**Problem description**:
Identify the lines bearing the string "India" and gather them.

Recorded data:
####################

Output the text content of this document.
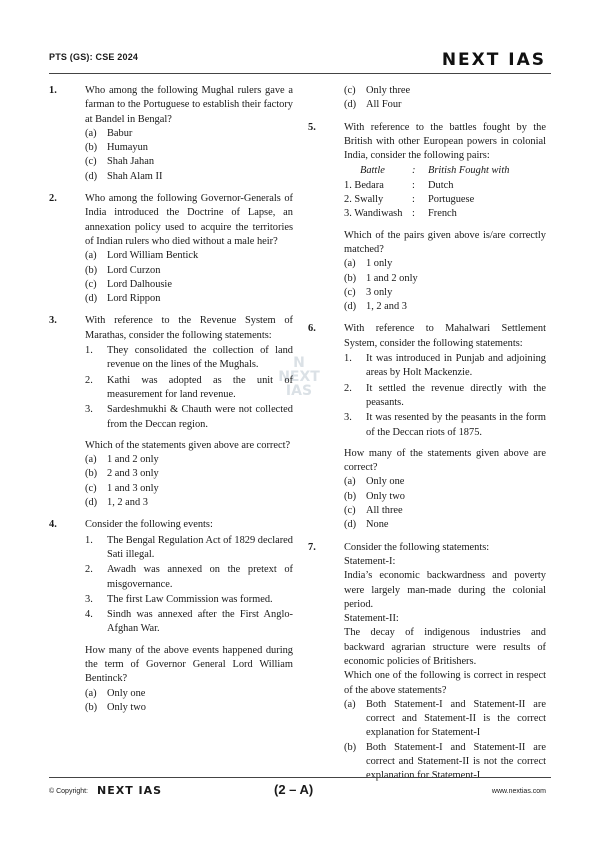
PTS (GS): CSE 2024	NEXT IAS
N
NEXT
IAS
1.	Who among the following Mughal rulers gave a farman to the Portuguese to establish their factory at Bandel in Bengal?
(a)	Babur
(b) Humayun
(c)	Shah Jahan
(d) Shah Alam II
2.	Who among the following Governor-Generals of India introduced the Doctrine of Lapse, an annexation policy used to acquire the territories of Indian rulers who died without a male heir?
(a)	Lord William Bentick
(b) Lord Curzon
(c)	Lord Dalhousie
(d) Lord Rippon
3.	With reference to the Revenue System of Marathas, consider the following statements:
1.	They consolidated the collection of land revenue on the lines of the Mughals.
2.	Kathi was adopted as the unit of measurement for land revenue.
3.	Sardeshmukhi & Chauth were not collected from the Deccan region.
Which of the statements given above are correct?
(a)	1 and 2 only
(b) 2 and 3 only
(c)	1 and 3 only
(d) 1, 2 and 3
4.	Consider the following events:
1.	The Bengal Regulation Act of 1829 declared Sati illegal.
2.	Awadh was annexed on the pretext of misgovernance.
3.	The first Law Commission was formed.
4.	Sindh was annexed after the First Anglo-Afghan War.
How many of the above events happened during the term of Governor General Lord William Bentinck?
(a)	Only one
(b) Only two
(c)	Only three
(d) All Four
5.	With reference to the battles fought by the British with other European powers in colonial India, consider the following pairs:
Battle	:	British Fought with
1. Bedara	:	Dutch
2. Swally	:	Portuguese
3. Wandiwash :	French
Which of the pairs given above is/are correctly matched?
(a)	1 only
(b) 1 and 2 only
(c)	3 only
(d) 1, 2 and 3
6.	With reference to Mahalwari Settlement System, consider the following statements:
1.	It was introduced in Punjab and adjoining areas by Holt Mackenzie.
2.	It settled the revenue directly with the peasants.
3.	It was resented by the peasants in the form of the Deccan riots of 1875.
How many of the statements given above are correct?
(a)	Only one
(b) Only two
(c)	All three
(d) None
7.	Consider the following statements:
Statement-I:
India’s economic backwardness and poverty were largely man-made during the colonial period.
Statement-II:
The decay of indigenous industries and backward agrarian structure were results of economic policies of Britishers.
Which one of the following is correct in respect of the above statements?
(a)	Both Statement-I and Statement-II are correct and Statement-II is the correct explanation for Statement-I
(b) Both Statement-I and Statement-II are correct and Statement-II is not the correct explanation for Statement-I
© Copyright: NEXT IAS	(2 – A)	www.nextias.com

####################

**Complete answer**:
2.	Who among the following Governor-Generals of India introduced the Doctrine of Lapse, an annexation policy used to acquire the territories of Indian rulers who died without a male heir?
5.	With reference to the battles fought by the British with other European powers in colonial India, consider the following pairs:
India’s economic backwardness and poverty were largely man-made during the colonial period.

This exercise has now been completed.